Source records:

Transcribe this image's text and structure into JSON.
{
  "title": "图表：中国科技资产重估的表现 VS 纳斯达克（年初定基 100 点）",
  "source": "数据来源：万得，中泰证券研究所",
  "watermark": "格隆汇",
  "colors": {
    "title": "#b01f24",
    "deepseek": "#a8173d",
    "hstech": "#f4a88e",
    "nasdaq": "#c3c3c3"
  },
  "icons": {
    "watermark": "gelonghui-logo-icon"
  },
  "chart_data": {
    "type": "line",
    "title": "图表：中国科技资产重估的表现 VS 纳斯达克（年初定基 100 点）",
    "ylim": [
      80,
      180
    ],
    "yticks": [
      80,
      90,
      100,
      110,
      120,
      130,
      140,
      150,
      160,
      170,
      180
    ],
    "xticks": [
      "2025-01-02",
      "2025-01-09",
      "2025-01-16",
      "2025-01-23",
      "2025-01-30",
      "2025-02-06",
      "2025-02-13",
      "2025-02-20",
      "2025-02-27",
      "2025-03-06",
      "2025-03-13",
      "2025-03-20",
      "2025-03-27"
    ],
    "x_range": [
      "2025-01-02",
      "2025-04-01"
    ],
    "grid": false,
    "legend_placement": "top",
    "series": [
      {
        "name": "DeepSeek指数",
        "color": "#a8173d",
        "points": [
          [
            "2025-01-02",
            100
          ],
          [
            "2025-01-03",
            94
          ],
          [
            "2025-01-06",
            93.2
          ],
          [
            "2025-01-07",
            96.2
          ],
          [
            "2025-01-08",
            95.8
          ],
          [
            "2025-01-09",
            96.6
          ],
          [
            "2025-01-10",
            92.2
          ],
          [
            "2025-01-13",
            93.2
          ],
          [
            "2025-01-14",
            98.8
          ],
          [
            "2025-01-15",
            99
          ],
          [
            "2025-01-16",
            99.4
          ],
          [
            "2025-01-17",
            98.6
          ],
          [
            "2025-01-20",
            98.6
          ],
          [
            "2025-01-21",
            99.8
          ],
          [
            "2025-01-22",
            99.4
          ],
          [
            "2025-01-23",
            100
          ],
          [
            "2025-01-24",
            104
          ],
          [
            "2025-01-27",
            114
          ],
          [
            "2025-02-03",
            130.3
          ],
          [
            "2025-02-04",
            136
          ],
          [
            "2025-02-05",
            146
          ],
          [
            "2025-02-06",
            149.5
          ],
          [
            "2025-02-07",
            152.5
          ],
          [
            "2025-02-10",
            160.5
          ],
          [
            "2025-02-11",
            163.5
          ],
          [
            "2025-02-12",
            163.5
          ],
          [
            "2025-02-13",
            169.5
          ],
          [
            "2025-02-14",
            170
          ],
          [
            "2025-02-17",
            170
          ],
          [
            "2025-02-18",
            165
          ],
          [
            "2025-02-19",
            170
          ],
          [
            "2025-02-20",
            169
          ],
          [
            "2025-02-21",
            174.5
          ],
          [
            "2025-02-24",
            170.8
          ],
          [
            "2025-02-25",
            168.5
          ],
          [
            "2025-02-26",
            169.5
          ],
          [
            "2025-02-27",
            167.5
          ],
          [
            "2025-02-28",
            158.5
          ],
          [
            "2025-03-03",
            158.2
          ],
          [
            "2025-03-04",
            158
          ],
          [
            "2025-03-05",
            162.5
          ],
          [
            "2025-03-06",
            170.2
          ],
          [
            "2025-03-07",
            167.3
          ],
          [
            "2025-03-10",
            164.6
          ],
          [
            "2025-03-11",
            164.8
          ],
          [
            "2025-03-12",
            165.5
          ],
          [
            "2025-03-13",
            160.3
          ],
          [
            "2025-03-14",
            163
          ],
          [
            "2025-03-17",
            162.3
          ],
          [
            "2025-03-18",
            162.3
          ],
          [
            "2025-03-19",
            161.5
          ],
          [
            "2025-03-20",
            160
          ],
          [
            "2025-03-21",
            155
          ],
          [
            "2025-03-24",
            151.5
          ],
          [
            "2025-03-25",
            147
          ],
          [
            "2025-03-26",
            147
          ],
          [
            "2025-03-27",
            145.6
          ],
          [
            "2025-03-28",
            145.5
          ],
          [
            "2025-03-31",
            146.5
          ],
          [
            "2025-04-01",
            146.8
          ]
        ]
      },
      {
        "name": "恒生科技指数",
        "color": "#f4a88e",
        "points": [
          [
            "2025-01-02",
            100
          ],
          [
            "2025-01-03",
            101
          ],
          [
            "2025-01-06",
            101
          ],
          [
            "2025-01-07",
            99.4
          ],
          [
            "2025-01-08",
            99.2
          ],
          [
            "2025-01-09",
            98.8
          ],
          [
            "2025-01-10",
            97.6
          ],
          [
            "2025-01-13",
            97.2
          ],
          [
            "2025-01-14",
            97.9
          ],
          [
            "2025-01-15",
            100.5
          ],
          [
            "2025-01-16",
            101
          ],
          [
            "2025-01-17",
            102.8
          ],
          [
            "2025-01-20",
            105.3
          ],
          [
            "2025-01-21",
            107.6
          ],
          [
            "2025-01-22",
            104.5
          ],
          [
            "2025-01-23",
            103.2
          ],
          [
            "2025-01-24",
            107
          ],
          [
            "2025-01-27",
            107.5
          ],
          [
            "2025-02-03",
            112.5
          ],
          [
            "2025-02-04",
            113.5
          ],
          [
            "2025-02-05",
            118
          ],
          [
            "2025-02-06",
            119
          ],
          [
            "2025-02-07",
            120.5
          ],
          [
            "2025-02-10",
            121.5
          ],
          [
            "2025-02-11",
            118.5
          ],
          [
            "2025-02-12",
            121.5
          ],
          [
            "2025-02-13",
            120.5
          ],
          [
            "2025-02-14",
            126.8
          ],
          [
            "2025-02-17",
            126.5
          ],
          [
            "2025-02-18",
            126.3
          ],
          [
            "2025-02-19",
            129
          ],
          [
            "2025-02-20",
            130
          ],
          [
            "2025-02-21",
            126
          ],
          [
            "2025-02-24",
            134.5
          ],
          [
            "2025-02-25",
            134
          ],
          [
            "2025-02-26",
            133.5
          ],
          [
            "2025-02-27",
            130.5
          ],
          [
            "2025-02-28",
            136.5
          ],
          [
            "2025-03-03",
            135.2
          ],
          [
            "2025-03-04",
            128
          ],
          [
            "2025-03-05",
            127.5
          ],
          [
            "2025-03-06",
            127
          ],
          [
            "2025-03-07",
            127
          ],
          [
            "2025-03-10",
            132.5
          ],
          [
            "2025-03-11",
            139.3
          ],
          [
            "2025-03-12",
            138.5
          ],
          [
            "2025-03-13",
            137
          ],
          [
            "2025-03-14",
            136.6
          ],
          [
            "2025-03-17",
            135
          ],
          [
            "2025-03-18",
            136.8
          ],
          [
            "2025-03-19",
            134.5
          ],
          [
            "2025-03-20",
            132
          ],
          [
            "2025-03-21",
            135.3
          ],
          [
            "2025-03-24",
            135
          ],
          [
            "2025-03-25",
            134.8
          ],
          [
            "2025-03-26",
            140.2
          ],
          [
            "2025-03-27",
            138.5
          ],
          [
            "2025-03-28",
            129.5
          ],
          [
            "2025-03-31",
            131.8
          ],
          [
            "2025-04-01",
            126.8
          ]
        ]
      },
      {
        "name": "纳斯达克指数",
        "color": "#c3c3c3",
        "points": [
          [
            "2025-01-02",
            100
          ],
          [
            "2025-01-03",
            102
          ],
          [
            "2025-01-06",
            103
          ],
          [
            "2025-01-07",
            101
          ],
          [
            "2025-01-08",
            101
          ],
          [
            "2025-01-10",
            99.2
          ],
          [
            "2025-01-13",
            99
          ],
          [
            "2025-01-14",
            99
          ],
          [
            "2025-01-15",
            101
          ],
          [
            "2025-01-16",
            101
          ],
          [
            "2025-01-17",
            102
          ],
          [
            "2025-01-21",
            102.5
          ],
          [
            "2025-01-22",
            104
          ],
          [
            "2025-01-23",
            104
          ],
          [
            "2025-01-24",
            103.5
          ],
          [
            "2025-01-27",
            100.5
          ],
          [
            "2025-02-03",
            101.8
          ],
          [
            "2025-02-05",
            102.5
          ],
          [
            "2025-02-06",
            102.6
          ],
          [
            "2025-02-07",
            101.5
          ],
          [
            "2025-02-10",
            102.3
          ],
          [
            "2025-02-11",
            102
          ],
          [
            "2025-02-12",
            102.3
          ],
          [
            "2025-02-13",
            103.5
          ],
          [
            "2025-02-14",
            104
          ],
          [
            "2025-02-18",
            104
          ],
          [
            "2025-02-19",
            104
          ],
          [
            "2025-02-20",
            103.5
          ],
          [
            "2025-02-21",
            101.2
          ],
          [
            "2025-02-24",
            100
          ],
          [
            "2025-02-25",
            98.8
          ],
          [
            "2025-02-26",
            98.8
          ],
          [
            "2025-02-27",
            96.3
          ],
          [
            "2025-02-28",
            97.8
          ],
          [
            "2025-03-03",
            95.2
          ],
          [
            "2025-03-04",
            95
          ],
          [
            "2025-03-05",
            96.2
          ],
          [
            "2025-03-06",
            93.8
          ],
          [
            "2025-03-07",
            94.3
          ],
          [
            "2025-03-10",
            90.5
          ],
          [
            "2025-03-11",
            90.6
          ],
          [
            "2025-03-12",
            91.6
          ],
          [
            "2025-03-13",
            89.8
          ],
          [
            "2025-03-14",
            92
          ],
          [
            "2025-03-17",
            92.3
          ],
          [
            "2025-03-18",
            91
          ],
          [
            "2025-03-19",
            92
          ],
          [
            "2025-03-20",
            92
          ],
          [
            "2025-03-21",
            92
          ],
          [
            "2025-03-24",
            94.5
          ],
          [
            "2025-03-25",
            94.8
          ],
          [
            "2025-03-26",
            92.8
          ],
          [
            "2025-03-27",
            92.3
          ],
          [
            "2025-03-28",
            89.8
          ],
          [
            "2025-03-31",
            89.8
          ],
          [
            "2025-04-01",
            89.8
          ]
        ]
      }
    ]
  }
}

Work instructions. Show every line in the records above that contains the word "年初定基".

Reply to the exercise.
  "title": "图表：中国科技资产重估的表现 VS 纳斯达克（年初定基 100 点）",
    "title": "图表：中国科技资产重估的表现 VS 纳斯达克（年初定基 100 点）",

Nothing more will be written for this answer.